- TASK DETAILS: In the listing that follows, count each line where the word "scale" appears; write nothing but the count.

- RECORDS SHOWN:
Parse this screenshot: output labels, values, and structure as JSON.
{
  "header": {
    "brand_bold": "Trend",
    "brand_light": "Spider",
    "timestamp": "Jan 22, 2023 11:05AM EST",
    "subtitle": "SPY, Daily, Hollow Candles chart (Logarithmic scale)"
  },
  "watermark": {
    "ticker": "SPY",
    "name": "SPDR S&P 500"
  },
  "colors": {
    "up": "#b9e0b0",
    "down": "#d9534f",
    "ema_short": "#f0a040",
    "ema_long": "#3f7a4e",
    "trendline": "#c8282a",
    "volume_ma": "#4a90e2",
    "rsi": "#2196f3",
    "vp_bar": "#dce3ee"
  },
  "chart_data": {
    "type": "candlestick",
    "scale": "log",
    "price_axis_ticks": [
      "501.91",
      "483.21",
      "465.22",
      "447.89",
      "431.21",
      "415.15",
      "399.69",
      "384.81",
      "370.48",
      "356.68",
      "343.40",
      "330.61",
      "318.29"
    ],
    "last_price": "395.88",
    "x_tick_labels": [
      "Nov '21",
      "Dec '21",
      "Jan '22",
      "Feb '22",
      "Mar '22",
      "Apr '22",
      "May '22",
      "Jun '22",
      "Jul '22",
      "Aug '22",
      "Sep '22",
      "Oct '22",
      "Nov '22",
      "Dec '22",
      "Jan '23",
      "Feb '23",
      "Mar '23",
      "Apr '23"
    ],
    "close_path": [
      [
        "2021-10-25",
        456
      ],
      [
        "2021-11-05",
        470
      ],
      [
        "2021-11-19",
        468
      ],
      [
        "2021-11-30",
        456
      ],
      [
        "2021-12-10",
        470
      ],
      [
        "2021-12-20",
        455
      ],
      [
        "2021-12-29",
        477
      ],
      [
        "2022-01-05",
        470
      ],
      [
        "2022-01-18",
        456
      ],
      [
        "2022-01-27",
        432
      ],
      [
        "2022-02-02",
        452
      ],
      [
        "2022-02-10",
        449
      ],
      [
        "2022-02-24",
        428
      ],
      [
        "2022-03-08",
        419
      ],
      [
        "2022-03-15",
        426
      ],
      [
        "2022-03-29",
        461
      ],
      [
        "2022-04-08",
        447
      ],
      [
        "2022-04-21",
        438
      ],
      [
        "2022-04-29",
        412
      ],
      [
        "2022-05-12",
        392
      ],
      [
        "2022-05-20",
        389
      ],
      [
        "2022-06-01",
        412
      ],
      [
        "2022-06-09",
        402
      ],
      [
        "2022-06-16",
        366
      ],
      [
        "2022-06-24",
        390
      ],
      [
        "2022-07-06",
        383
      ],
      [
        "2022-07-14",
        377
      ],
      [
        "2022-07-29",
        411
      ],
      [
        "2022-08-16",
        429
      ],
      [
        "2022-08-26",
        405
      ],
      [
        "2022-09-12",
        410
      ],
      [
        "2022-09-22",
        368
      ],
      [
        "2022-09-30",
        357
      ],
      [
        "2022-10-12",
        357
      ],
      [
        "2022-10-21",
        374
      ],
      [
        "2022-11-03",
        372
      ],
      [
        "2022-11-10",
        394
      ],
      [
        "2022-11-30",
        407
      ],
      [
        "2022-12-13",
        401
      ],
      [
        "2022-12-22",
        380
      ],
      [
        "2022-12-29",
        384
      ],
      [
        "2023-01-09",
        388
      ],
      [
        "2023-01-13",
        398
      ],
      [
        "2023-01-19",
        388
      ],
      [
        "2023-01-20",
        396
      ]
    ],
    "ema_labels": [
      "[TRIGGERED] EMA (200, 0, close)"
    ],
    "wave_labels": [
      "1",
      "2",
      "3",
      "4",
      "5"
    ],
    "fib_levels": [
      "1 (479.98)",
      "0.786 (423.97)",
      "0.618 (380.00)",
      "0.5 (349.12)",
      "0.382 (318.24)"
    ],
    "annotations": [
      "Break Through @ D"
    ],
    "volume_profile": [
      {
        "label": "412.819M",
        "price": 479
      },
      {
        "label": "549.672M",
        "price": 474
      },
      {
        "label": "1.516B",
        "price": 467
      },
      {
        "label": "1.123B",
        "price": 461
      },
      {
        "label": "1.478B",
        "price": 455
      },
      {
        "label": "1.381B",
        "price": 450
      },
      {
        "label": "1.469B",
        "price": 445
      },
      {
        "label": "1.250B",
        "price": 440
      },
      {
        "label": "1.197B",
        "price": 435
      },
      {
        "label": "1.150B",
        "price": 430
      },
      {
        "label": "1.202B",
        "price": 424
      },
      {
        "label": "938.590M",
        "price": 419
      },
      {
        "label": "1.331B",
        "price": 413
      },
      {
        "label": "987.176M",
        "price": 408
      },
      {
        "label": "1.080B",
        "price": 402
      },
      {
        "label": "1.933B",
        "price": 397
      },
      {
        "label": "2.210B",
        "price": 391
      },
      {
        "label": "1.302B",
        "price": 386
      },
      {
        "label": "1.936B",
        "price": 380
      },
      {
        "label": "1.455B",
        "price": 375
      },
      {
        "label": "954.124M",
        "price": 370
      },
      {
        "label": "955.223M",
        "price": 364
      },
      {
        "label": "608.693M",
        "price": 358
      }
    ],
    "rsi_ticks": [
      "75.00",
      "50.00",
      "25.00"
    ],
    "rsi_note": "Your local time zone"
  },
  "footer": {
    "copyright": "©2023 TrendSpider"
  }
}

- WRITTEN RESPONSE: 2